--- Start of Material provided ---
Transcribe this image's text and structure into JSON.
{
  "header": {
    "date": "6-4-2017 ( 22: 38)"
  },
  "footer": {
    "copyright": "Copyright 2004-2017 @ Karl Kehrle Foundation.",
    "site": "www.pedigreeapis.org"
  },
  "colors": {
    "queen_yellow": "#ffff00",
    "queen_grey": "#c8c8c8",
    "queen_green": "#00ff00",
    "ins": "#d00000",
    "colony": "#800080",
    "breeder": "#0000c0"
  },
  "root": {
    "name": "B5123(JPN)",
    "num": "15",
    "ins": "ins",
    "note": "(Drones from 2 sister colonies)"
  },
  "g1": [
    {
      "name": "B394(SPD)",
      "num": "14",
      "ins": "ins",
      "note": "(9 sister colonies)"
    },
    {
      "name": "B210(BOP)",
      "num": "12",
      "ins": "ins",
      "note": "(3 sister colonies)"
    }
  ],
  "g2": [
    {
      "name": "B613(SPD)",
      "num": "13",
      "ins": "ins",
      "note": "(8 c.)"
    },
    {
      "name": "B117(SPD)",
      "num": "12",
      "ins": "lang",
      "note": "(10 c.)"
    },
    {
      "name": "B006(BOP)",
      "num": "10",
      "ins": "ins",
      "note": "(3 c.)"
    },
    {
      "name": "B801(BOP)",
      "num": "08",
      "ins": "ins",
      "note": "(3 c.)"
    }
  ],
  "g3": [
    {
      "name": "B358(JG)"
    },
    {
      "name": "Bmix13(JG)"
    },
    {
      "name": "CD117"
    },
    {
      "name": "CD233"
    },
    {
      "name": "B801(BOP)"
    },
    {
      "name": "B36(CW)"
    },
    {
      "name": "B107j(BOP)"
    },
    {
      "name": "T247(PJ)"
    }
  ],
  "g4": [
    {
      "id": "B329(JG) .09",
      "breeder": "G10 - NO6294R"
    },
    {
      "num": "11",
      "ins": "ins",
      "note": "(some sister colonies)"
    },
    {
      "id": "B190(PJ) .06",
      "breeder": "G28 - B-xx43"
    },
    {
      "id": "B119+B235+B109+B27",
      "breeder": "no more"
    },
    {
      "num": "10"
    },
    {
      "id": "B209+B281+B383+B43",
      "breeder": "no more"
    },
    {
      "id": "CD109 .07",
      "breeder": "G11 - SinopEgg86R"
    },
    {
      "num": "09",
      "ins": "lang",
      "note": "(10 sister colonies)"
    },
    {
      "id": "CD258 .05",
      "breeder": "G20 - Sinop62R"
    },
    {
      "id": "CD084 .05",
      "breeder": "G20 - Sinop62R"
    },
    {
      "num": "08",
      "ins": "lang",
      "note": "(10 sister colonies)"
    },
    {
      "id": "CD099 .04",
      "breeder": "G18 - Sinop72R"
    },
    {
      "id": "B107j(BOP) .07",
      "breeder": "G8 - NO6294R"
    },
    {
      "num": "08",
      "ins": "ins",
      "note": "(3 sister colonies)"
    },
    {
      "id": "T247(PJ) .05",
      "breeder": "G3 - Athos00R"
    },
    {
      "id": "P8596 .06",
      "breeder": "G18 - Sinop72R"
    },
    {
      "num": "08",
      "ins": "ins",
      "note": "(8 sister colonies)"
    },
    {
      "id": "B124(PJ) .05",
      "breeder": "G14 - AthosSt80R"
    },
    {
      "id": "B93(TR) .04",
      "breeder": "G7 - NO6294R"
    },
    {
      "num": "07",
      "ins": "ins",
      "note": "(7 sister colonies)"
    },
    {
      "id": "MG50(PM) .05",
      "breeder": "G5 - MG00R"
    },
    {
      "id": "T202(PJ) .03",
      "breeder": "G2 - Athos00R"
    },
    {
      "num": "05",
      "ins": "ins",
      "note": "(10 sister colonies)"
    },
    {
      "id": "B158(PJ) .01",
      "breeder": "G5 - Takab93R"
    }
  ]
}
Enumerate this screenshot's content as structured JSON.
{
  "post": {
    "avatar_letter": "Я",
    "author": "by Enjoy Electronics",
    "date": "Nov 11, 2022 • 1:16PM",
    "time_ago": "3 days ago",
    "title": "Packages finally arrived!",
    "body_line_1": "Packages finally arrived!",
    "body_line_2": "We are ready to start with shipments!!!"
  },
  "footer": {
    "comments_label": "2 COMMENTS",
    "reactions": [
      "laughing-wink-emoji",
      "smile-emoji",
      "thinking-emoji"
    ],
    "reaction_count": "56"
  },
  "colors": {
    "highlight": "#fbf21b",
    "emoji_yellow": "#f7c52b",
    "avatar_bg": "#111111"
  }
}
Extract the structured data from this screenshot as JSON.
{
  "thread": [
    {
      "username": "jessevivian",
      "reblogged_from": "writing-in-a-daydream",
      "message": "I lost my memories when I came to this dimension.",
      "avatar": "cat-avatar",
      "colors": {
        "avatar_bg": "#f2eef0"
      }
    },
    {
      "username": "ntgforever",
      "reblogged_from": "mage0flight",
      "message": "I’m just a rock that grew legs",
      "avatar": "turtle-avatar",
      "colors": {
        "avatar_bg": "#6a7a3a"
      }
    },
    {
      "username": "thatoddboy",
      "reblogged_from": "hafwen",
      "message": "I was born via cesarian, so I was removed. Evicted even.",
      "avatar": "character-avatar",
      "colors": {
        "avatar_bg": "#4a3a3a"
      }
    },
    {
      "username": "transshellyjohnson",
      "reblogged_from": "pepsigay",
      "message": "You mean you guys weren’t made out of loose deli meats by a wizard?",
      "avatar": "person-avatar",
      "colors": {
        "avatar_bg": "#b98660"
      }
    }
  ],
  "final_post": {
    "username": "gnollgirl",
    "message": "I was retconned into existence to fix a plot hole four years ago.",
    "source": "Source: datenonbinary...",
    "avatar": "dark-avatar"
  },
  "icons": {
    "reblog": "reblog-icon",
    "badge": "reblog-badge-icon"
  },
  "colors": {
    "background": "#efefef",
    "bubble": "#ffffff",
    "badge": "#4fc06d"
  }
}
--- End of Material provided ---
Short problem: Please retype, exactly as written, every line from the line containing "Enumerate this screenshot's" through the last line of the records above, including both of those lines, and nothing else.

Correct response:
Enumerate this screenshot's content as structured JSON.
{
  "post": {
    "avatar_letter": "Я",
    "author": "by Enjoy Electronics",
    "date": "Nov 11, 2022 • 1:16PM",
    "time_ago": "3 days ago",
    "title": "Packages finally arrived!",
    "body_line_1": "Packages finally arrived!",
    "body_line_2": "We are ready to start with shipments!!!"
  },
  "footer": {
    "comments_label": "2 COMMENTS",
    "reactions": [
      "laughing-wink-emoji",
      "smile-emoji",
      "thinking-emoji"
    ],
    "reaction_count": "56"
  },
  "colors": {
    "highlight": "#fbf21b",
    "emoji_yellow": "#f7c52b",
    "avatar_bg": "#111111"
  }
}
Extract the structured data from this screenshot as JSON.
{
  "thread": [
    {
      "username": "jessevivian",
      "reblogged_from": "writing-in-a-daydream",
      "message": "I lost my memories when I came to this dimension.",
      "avatar": "cat-avatar",
      "colors": {
        "avatar_bg": "#f2eef0"
      }
    },
    {
      "username": "ntgforever",
      "reblogged_from": "mage0flight",
      "message": "I’m just a rock that grew legs",
      "avatar": "turtle-avatar",
      "colors": {
        "avatar_bg": "#6a7a3a"
      }
    },
    {
      "username": "thatoddboy",
      "reblogged_from": "hafwen",
      "message": "I was born via cesarian, so I was removed. Evicted even.",
      "avatar": "character-avatar",
      "colors": {
        "avatar_bg": "#4a3a3a"
      }
    },
    {
      "username": "transshellyjohnson",
      "reblogged_from": "pepsigay",
      "message": "You mean you guys weren’t made out of loose deli meats by a wizard?",
      "avatar": "person-avatar",
      "colors": {
        "avatar_bg": "#b98660"
      }
    }
  ],
  "final_post": {
    "username": "gnollgirl",
    "message": "I was retconned into existence to fix a plot hole four years ago.",
    "source": "Source: datenonbinary...",
    "avatar": "dark-avatar"
  },
  "icons": {
    "reblog": "reblog-icon",
    "badge": "reblog-badge-icon"
  },
  "colors": {
    "background": "#efefef",
    "bubble": "#ffffff",
    "badge": "#4fc06d"
  }
}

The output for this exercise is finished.